**Records supplied**

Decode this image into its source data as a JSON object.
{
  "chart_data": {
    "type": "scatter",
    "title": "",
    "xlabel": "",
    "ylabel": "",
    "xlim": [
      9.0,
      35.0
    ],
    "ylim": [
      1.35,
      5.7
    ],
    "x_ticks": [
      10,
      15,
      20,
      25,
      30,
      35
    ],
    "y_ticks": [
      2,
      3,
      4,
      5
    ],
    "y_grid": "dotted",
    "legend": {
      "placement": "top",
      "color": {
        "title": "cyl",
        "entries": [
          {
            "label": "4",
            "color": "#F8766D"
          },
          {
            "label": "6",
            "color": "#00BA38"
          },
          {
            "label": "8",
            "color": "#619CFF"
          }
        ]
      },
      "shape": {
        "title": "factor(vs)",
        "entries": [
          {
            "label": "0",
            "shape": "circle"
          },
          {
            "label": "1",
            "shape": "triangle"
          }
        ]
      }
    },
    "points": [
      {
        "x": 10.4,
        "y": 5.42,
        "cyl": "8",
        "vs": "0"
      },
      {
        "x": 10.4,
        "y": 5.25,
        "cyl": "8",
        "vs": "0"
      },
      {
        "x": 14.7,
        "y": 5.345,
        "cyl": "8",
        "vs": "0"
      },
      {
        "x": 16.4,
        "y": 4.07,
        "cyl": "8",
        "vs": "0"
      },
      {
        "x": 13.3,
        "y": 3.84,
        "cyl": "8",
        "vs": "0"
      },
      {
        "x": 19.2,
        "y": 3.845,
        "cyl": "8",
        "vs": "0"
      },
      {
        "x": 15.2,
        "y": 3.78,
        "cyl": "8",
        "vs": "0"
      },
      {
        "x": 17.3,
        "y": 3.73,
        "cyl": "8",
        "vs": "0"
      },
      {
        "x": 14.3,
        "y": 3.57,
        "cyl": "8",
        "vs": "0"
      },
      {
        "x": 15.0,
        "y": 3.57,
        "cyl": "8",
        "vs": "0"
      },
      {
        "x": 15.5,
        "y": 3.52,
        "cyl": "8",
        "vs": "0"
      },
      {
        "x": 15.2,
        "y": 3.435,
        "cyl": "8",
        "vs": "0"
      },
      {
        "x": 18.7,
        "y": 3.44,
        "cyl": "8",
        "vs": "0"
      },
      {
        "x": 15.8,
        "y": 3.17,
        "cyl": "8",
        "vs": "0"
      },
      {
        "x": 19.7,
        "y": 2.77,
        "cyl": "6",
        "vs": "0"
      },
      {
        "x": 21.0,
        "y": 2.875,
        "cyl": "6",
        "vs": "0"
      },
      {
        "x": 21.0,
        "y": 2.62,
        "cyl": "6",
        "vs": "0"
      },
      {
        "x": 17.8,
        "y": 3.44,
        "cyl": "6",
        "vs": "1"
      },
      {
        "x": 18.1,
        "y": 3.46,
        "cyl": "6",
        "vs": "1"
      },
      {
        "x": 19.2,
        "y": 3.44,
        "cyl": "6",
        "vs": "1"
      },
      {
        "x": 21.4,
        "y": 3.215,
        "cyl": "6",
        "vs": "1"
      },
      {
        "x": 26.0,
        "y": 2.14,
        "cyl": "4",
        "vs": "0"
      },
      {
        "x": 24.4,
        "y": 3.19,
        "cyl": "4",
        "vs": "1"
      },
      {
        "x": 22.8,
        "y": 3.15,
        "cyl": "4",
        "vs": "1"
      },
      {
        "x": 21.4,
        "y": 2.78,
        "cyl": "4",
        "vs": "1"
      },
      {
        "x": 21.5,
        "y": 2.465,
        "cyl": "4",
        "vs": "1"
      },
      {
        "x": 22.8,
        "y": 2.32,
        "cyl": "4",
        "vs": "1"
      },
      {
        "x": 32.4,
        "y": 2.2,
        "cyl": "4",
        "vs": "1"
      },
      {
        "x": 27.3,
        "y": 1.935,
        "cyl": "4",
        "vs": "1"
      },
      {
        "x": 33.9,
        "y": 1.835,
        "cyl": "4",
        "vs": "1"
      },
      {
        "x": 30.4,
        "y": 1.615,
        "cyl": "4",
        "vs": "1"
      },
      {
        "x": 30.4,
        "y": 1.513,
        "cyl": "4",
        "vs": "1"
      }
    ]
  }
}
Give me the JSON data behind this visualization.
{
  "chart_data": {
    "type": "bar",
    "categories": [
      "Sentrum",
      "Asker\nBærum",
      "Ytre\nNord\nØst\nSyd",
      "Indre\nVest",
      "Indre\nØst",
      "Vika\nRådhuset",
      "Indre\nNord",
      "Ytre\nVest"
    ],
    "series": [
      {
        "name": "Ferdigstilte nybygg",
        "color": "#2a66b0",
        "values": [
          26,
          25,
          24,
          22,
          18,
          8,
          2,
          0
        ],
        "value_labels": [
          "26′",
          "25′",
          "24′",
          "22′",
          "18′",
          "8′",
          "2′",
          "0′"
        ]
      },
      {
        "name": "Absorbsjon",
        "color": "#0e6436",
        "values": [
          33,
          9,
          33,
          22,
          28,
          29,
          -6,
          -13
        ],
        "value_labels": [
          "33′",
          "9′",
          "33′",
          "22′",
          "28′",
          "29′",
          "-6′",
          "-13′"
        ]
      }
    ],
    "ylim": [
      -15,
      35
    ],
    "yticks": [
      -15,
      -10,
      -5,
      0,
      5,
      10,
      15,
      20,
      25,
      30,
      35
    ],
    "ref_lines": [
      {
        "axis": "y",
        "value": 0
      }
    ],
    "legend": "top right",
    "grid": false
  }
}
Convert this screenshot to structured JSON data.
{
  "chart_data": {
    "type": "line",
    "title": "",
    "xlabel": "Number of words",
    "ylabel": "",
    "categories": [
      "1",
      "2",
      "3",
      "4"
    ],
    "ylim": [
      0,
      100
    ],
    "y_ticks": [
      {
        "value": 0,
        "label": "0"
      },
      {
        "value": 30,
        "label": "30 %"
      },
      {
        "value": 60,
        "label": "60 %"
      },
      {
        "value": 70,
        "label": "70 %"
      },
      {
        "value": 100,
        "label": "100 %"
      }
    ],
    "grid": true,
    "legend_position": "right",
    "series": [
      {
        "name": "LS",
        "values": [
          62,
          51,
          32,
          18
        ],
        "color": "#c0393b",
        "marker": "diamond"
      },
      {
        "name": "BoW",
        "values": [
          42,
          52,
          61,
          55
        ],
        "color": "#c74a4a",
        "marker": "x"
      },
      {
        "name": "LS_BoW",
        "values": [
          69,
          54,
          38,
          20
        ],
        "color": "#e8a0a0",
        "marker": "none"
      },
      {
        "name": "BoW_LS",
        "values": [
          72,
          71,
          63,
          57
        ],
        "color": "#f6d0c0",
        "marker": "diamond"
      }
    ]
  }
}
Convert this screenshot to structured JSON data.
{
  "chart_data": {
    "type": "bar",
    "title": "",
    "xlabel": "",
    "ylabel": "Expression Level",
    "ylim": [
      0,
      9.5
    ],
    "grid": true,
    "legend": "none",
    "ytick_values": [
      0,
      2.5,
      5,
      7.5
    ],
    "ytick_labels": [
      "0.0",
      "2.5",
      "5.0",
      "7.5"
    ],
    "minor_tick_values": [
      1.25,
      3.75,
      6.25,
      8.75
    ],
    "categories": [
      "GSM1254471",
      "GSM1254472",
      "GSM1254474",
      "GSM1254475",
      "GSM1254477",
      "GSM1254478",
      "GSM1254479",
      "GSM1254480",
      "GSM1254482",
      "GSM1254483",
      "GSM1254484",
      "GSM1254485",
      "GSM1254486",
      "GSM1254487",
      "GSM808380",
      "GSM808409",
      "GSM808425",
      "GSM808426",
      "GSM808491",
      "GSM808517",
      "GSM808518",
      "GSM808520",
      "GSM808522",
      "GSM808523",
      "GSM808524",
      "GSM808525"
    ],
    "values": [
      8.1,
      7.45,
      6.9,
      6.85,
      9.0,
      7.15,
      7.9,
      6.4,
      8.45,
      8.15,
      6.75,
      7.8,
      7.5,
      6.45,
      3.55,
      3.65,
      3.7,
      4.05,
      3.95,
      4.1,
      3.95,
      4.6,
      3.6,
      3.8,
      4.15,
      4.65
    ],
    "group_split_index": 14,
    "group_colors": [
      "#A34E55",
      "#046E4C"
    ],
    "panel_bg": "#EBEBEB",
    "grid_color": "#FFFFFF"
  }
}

**Objective**
Review the material and copy each line in which the word "marker" appears.

**Answer to the exercise**
        "marker": "diamond"
        "marker": "x"
        "marker": "none"
        "marker": "diamond"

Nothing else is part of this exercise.